Find the line containing "Read all visible content and emit it as JSON.". Return it and every line after it, unchanged, up to and including the last line.

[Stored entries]
━━━

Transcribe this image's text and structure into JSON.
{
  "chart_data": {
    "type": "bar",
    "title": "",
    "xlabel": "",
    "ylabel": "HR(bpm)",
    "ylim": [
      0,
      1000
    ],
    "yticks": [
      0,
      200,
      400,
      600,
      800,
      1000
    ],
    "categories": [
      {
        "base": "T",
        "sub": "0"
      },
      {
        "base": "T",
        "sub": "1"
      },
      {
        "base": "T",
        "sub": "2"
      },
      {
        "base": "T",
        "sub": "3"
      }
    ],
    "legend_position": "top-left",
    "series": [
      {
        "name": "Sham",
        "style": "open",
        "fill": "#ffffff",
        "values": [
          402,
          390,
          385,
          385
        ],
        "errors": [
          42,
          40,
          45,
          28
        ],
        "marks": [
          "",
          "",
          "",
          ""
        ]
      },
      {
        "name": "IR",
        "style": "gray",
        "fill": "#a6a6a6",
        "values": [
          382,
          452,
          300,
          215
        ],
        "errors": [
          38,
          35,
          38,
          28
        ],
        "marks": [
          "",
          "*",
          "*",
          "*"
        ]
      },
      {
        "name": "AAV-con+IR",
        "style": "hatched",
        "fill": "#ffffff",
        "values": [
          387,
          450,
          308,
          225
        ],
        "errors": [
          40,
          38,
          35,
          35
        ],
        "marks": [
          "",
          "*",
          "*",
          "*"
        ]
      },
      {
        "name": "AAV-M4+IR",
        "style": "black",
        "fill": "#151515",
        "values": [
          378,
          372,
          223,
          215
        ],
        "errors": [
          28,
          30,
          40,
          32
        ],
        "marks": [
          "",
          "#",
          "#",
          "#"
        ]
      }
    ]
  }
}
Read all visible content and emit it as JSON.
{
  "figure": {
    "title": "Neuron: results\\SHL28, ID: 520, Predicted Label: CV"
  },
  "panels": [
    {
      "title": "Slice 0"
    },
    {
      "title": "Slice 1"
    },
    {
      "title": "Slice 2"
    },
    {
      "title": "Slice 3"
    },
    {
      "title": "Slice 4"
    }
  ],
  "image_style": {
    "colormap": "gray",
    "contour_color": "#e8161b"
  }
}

━━━

## Exercise answer
Read all visible content and emit it as JSON.
{
  "figure": {
    "title": "Neuron: results\\SHL28, ID: 520, Predicted Label: CV"
  },
  "panels": [
    {
      "title": "Slice 0"
    },
    {
      "title": "Slice 1"
    },
    {
      "title": "Slice 2"
    },
    {
      "title": "Slice 3"
    },
    {
      "title": "Slice 4"
    }
  ],
  "image_style": {
    "colormap": "gray",
    "contour_color": "#e8161b"
  }
}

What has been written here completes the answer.